Extract provided –
+++++

Minister of Posts, Telegraphs, and Telephones
- In office 4 October 1951 – 28 June 1953
- Preceded by: Joseph Laniel
- Succeeded by: Pierre Ferri

Minister of Reconstruction and Housing
- In office 23 February 1955 – 1 February 1956
- Preceded by: Maurice LeMayre
- Succeeded by: Pierre de Félice

Personal details
- Born: 4 July 1904 Lyon, Rhone, France
- Died: 6 September 1981 (aged 77) Paris, France
- Occupation: Veterinarian

= Roger Duchet =

French politician

Roger Duchet (/fr/; 4 July 1904 – 6 September 1981) was a French veterinarian and politician. He was Minister of PTT from 1951 to 1953, and Minister of Reconstruction from 1955 to 1956. After leaving politics he became involved in film production.

+++++

Dataset records –

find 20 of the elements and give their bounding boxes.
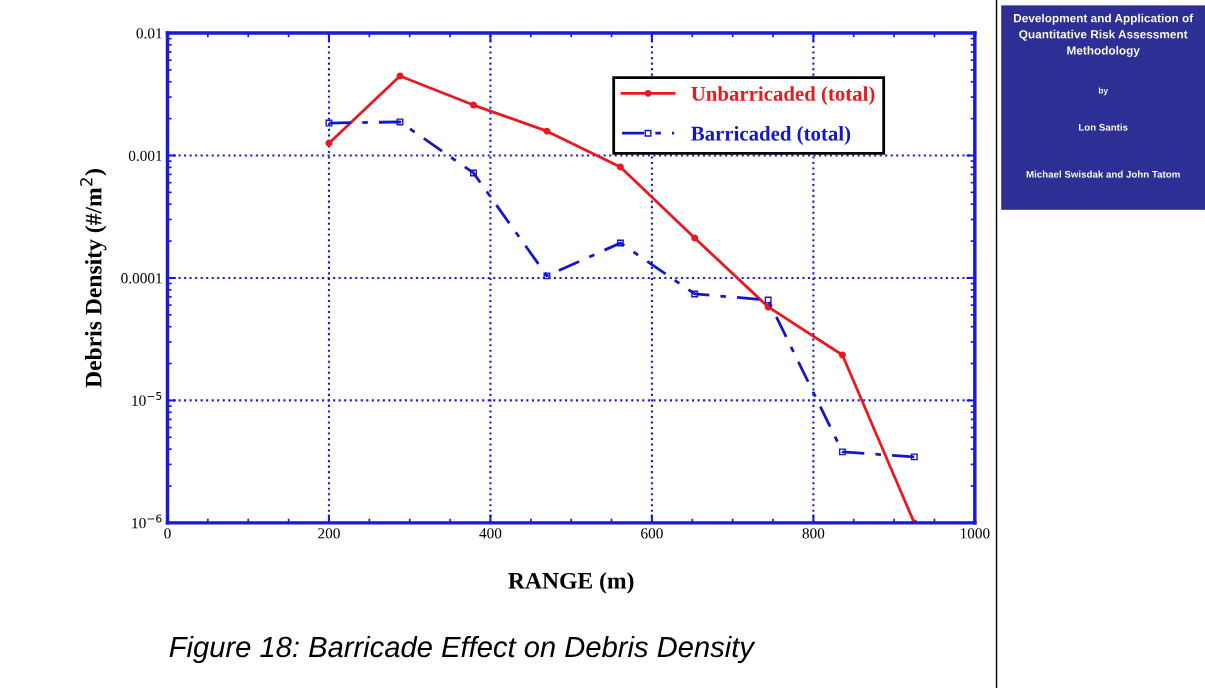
y-axis-title: Debris Density (#/m$^{2}$) (80, 169, 107, 388)
y-tick-label: 0.01 (136, 28, 162, 39)
y-tick-label: 10$^{−6}$ (132, 514, 162, 529)
text: Development and Application of Quantitative Risk Assessment Methodology (1014, 13, 1194, 58)
text: by (1098, 87, 1108, 96)
legend-label: Barricaded (total) (691, 126, 851, 145)
x-tick-label: 800 (802, 528, 825, 539)
x-axis-title: RANGE (m) (508, 572, 634, 594)
x-tick-label: 600 (641, 528, 663, 539)
x-tick-label: 1000 (960, 528, 990, 539)
x-tick-label: 400 (479, 528, 502, 539)
y-tick-label: 10$^{−5}$ (132, 391, 162, 406)
text: Michael Swisdak and John Tatom (1026, 170, 1180, 178)
legend-label: Unbarricaded (total) (691, 86, 875, 106)
caption: Figure 18: Barricade Effect on Debris Density (169, 635, 756, 664)
text: Lon Santis (1078, 123, 1128, 131)
y-tick-label: 0.001 (128, 150, 162, 162)
x-tick-label: 0 (164, 528, 171, 539)
y-tick-label: 0.0001 (121, 273, 162, 284)
x-tick-label: 200 (318, 528, 340, 539)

+++++

Written request 1 –
Answer these about the Roger Duchet biography:
(a) Who preceded him as Minister of Posts, Telegraphs, and Telephones?
(b) In which city was he born?
(c) What field did he become involved in after leaving politics?
Written request 2 – Which people does the Roger Duchet biography name as his predecessors or successors in office?
Written request 3 – Write the next part of the Roger Duchet biography, starting after its final sentence.
The rows play no part in what follows.

Final result 1 –
(a) Joseph Laniel
(b) Lyon
(c) Film production

Final result 2 – Joseph Laniel, Pierre Ferri, Maurice LeMayre, Pierre de Félice

Final result 3 –
==Early years (1904–39)==

Roger Duchet was born on 4 July 1904 in Lyon, Rhone. He was a veterinarian by profession. He attended the Veterinary School of Lyon, and graduated in 1928. He set up in practice as a vetinerarian in Beaune in 1928, where he married Simone Serre. In 1931 he was President of the Union of Livestock Breeders.

Duchet was elected mayor of Beaune as a Radical Socialist in October 1932. At the age of 28 he was the youngest mayor in France. He chaired the Radical Socialist Federation of Côte d'Or. In 1937 he was elected to the general council of the Côte-d'Or as representative of Beaune-Sud. He was an energetic and efficient mayor of Beaune.
He modernized the city and reorganized the public services.
He created a large school, kindergartens, a summer camp, and other improvements. He revived trade fairs and wine festivals, and promoted agriculture in the region.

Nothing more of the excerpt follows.